Document passage:
# My pedals drive me crazy!!!



## youngTrider (Nov 6, 2011)

I have a pair of VP components VP-59's and there good pedals they do what i want but they tear the crap out of my shoes and then my feet. Ya it has happened and it hurts alot. So the point is i want to get a good pair of pedals that won't destroy my shoes. Price doesn't really matter.


----------



## ColorVoyeur (Jun 13, 2009)

Don't you think you should look for better shoes? Those pedals look similar to any other platform out there... I doubt any other pedals is going to be nicer.


----------



## Motl500 (Feb 20, 2012)

i've been riding plastic for years now and they are much more forgiving.


----------



## .WestCoastHucker. (Jan 14, 2004)

motl500 said:


> i've been riding plastic for years now and they are much more forgiving.


+1...


----------



## cmc4130 (Jan 30, 2008)

youngTrider said:


> I have a pair of VP components VP-59's and they're good pedals they do what i want but they tear the crap out of my shoes .


yeah they look like they would...









next time look for a pedal with a concave surface. the curve helps keep your foot in the pedal without as much need for deep spikes.

Data rows:
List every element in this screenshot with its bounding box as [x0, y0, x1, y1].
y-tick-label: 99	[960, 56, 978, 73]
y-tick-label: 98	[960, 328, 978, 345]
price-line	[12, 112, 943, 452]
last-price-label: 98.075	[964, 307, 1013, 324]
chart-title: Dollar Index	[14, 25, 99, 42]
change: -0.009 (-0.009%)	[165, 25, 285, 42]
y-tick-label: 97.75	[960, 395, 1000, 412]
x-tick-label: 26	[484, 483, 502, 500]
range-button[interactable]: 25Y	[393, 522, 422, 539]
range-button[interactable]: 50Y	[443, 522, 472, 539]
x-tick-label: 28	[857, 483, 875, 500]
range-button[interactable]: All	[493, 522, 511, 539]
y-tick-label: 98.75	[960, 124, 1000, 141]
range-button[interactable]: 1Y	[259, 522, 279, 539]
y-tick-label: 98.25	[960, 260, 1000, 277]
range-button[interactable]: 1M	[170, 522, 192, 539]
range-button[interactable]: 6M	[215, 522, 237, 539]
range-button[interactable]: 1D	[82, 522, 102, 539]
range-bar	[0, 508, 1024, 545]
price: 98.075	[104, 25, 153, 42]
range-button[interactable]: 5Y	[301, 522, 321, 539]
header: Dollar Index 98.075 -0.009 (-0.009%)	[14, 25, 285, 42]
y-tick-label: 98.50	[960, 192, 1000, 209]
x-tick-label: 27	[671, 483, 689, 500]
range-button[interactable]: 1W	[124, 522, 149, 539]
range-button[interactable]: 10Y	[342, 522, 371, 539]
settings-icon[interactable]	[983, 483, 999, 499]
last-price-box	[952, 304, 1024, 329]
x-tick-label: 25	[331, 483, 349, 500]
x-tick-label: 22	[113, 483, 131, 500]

Tasks to complete:
(1) In the pedal thread, what kind of pedal surface does cmc4130 recommend looking for next time?
(2) Translate this sentence from the pedal thread into Spanish: "the curve helps keep your foot in the pedal without as much need for deep spikes."
(3) List the usernames of everyone who posted in the pedal thread.

Expected results:
(1) A pedal with a concave surface.

(2) La curva ayuda a mantener el pie en el pedal sin tanta necesidad de clavos profundos.

(3) youngTrider, ColorVoyeur, Motl500, .WestCoastHucker., cmc4130